[Data entries]

====================

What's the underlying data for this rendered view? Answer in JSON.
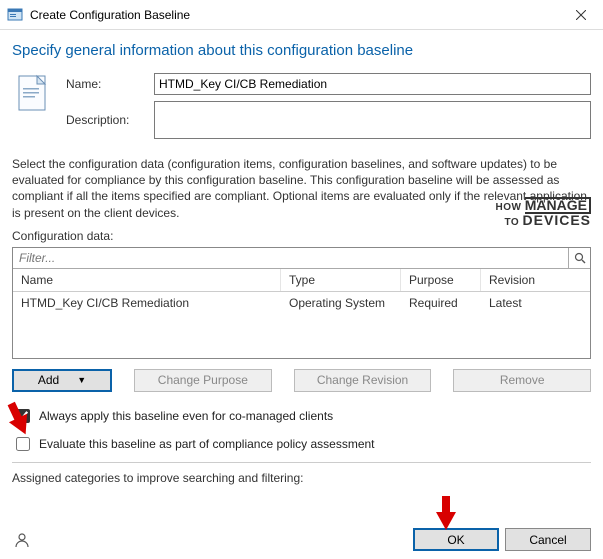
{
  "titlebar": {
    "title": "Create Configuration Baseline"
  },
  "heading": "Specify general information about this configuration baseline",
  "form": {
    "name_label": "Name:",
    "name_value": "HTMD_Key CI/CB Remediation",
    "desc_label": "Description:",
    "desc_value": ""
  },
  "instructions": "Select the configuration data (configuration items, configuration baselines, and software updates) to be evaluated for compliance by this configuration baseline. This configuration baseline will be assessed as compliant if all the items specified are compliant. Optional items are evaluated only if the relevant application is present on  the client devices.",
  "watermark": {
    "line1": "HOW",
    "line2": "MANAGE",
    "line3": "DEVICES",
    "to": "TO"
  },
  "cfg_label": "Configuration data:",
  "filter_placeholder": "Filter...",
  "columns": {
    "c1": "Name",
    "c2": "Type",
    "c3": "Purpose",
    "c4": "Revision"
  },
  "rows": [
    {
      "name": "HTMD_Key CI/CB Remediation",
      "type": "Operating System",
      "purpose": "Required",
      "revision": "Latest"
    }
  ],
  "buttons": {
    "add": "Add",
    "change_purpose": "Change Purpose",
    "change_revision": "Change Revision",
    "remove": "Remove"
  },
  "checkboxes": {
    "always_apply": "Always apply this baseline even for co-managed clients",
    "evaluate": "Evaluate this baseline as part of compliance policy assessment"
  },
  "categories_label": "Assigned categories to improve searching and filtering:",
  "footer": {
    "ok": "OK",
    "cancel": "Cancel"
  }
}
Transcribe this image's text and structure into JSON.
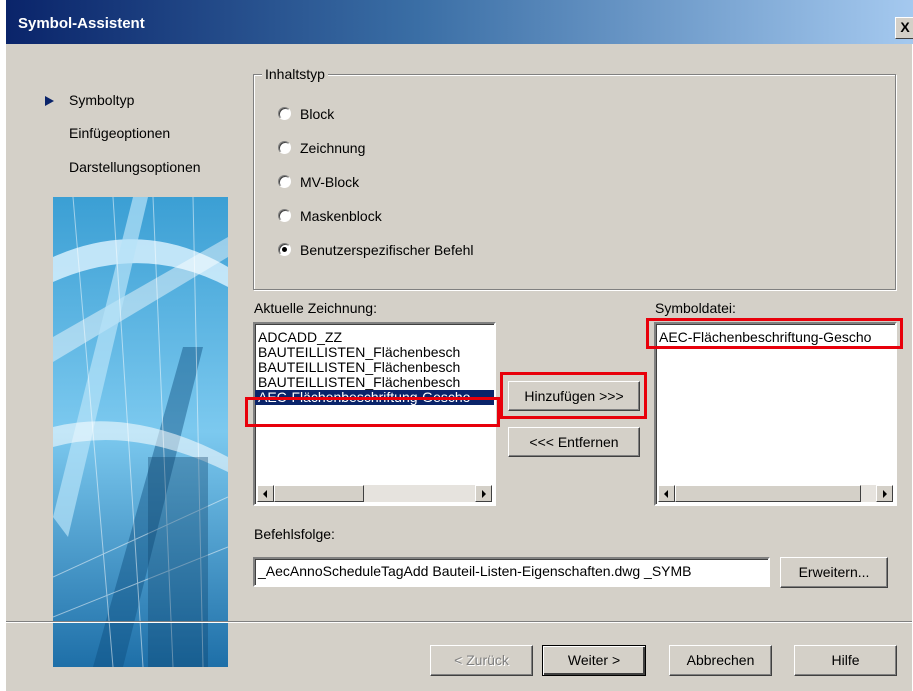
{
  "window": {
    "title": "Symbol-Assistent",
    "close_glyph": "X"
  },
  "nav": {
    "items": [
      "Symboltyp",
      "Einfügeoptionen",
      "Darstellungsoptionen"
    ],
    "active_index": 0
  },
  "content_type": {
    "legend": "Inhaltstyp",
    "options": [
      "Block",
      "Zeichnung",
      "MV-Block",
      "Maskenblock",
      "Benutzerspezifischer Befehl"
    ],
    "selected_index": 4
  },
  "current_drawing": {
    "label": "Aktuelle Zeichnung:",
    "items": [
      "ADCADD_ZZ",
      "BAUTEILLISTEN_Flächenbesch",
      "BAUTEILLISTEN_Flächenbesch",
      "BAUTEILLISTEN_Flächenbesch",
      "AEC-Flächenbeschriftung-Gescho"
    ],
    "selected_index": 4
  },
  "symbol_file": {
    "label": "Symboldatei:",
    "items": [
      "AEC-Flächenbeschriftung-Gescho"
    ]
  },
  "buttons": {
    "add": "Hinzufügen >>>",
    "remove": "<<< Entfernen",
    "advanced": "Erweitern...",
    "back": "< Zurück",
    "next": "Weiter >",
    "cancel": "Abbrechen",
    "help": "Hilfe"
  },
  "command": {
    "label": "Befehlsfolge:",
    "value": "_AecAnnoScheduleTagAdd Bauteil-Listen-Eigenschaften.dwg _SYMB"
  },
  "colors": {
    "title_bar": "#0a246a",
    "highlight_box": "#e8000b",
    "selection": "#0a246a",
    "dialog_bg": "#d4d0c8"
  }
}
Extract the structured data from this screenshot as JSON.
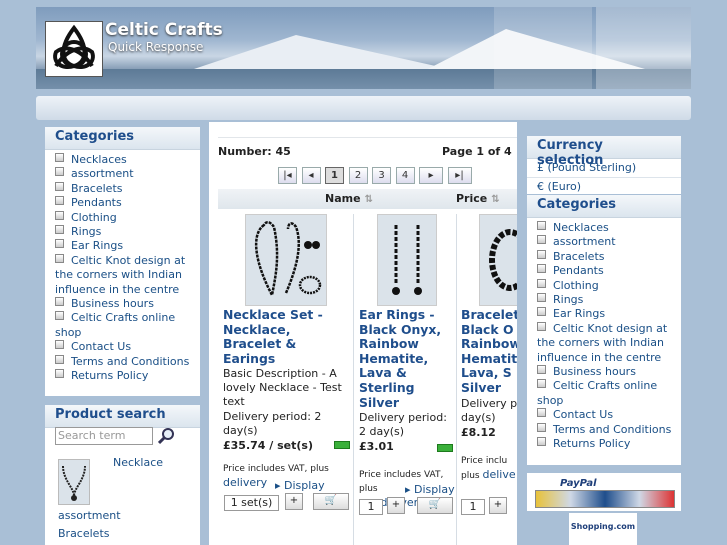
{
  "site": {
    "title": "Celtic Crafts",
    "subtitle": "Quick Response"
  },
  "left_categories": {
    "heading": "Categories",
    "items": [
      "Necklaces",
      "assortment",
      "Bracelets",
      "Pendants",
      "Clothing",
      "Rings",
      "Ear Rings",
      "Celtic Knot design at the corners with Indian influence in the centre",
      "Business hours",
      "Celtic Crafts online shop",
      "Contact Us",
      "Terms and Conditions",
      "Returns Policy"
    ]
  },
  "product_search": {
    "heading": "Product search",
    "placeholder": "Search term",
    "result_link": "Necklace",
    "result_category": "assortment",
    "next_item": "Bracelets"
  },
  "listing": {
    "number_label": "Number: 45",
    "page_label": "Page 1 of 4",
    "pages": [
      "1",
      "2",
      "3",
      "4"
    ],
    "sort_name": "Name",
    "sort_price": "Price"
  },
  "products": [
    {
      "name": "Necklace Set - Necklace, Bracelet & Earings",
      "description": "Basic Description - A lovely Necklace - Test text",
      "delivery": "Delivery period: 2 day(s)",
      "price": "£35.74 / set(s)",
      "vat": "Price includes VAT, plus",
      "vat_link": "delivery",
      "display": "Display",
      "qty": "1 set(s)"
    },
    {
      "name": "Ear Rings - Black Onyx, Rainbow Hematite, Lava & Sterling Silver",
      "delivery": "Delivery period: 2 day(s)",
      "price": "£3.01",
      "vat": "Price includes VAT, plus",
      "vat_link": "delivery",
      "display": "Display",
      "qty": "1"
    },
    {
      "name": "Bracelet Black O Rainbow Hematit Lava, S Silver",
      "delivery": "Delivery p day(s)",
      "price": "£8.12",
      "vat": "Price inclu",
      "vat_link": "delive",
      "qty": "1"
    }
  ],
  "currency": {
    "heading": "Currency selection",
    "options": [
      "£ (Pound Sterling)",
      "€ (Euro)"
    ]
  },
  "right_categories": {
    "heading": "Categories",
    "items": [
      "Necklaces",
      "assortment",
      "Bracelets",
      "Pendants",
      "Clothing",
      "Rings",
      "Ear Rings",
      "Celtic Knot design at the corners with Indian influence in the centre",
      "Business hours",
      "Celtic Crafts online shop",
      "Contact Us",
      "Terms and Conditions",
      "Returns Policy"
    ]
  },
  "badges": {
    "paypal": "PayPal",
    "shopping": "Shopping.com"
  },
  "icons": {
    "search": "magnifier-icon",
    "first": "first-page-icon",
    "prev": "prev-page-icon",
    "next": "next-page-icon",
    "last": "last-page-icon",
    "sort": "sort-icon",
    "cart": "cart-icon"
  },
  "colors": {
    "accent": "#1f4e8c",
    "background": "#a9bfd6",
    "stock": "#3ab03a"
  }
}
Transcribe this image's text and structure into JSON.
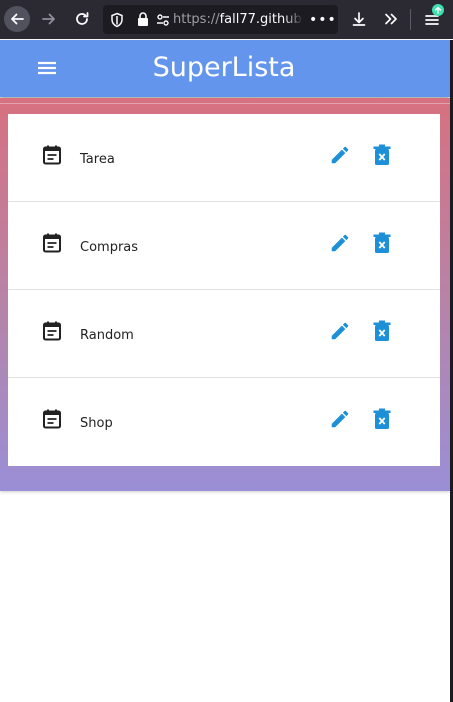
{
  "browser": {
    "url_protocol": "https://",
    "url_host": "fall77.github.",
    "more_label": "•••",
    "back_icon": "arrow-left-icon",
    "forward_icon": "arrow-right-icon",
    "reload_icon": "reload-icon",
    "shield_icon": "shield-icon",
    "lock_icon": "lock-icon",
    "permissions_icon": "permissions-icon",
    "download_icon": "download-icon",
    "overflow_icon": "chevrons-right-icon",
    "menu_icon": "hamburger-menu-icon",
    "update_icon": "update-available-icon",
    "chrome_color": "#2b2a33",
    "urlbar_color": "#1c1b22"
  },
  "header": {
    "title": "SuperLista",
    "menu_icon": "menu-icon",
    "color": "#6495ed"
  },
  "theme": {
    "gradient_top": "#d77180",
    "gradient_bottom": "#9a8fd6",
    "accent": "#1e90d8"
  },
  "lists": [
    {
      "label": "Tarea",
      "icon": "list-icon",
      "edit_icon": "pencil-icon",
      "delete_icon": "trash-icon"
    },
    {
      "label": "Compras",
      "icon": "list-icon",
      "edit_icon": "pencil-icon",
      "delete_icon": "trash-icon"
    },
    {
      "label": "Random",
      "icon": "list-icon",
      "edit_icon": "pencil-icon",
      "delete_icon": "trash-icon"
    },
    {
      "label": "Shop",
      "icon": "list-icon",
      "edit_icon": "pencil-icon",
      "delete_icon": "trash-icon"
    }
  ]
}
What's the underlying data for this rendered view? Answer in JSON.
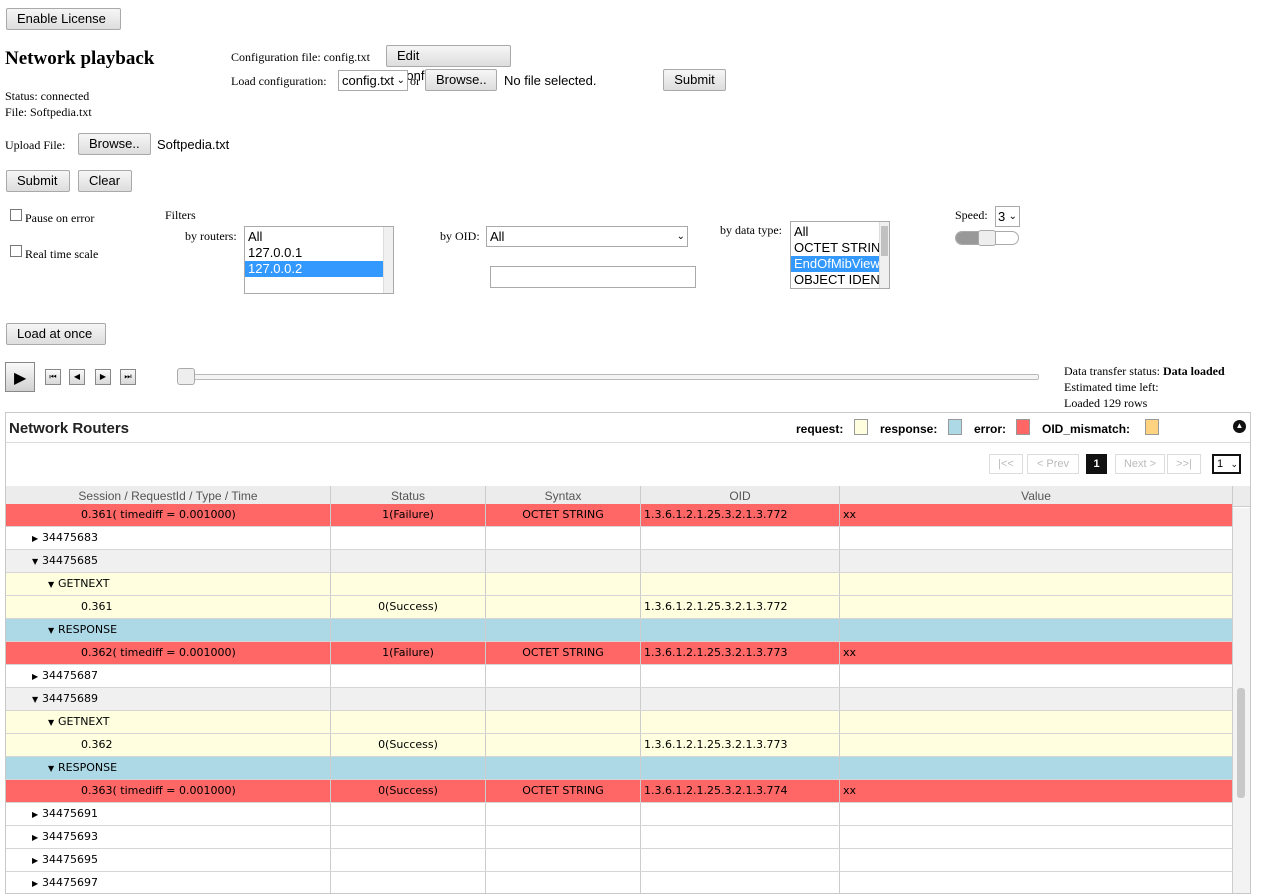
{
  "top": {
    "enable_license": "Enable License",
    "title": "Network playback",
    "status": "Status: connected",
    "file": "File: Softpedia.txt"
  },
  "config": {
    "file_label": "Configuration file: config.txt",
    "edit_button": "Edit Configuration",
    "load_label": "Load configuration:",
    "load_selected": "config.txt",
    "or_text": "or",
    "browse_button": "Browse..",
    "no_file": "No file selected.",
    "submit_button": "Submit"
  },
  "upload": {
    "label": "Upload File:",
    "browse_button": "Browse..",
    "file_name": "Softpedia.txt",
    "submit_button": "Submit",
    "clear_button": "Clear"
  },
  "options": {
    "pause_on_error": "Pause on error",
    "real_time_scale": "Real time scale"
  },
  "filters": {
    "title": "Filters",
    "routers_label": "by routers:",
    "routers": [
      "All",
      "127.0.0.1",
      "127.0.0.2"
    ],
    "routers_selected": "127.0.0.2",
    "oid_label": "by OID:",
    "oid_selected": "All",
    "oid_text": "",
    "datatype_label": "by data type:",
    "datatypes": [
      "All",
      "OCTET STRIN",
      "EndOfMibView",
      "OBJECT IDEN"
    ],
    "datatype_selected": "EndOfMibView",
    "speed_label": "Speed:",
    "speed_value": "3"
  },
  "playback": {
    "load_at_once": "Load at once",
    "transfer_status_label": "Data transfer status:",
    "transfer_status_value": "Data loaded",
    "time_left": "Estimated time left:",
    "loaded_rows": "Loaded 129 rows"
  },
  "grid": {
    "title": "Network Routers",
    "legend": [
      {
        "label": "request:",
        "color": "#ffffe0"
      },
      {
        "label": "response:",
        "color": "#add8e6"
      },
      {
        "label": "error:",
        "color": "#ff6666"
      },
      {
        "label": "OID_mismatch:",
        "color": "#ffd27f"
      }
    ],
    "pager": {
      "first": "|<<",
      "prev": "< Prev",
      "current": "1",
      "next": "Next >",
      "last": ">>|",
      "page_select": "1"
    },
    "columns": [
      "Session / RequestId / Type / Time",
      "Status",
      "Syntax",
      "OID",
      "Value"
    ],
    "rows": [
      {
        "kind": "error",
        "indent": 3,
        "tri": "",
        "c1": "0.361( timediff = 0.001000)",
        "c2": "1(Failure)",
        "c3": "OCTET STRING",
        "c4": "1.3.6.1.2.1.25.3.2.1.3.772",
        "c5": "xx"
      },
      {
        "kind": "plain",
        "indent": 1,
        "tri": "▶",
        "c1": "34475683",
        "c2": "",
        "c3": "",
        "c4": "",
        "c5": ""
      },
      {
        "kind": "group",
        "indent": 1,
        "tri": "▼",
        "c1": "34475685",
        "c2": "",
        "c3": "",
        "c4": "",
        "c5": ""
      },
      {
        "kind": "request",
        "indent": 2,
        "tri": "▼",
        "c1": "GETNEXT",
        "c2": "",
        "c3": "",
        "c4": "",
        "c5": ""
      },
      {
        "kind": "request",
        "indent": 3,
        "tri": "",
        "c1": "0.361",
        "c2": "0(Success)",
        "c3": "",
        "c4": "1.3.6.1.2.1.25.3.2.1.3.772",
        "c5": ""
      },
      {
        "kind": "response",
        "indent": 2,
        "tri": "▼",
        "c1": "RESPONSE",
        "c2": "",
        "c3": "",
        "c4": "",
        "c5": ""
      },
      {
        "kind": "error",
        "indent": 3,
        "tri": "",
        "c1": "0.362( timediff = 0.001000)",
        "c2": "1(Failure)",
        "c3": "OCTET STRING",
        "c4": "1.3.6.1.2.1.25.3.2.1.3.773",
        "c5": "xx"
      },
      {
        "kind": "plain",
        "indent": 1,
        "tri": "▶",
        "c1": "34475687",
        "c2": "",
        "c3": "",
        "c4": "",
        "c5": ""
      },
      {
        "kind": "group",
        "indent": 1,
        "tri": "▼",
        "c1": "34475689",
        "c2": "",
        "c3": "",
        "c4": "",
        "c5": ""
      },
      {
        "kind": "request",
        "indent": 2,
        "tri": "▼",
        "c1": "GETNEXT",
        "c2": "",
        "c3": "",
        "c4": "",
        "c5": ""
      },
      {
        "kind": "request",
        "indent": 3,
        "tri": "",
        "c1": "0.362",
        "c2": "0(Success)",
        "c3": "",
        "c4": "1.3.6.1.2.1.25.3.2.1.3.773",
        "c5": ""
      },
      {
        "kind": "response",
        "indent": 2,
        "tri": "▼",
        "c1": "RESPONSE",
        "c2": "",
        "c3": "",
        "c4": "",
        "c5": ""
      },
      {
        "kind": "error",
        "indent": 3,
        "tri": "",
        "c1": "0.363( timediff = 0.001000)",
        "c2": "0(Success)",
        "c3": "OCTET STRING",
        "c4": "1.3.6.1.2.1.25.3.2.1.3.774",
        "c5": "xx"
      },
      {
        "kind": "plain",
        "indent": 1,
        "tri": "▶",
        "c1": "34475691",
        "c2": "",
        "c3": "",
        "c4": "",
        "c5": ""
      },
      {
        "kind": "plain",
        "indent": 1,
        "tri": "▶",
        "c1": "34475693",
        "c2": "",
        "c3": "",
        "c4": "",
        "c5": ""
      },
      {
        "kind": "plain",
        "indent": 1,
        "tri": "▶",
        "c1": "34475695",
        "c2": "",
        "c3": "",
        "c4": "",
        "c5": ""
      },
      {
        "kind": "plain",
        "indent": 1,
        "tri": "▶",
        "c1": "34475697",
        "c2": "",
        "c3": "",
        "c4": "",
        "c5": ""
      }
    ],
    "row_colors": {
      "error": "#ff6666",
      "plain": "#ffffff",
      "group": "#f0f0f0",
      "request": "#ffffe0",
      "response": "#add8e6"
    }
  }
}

====================

■ **EXERCISE**
Collect the lines of the records that include the string "compliance".

■ **SOLUTION FOR THIS EXERCISE**
  "instructions": "Select the configuration data (configuration items, configuration baselines, and software updates) to be evaluated for compliance by this configuration baseline. This configuration baseline will be assessed as compliant if all the items specified are compliant. Optional items are evaluated only if the relevant application is present on  the client devices.",
    "evaluate": "Evaluate this baseline as part of compliance policy assessment"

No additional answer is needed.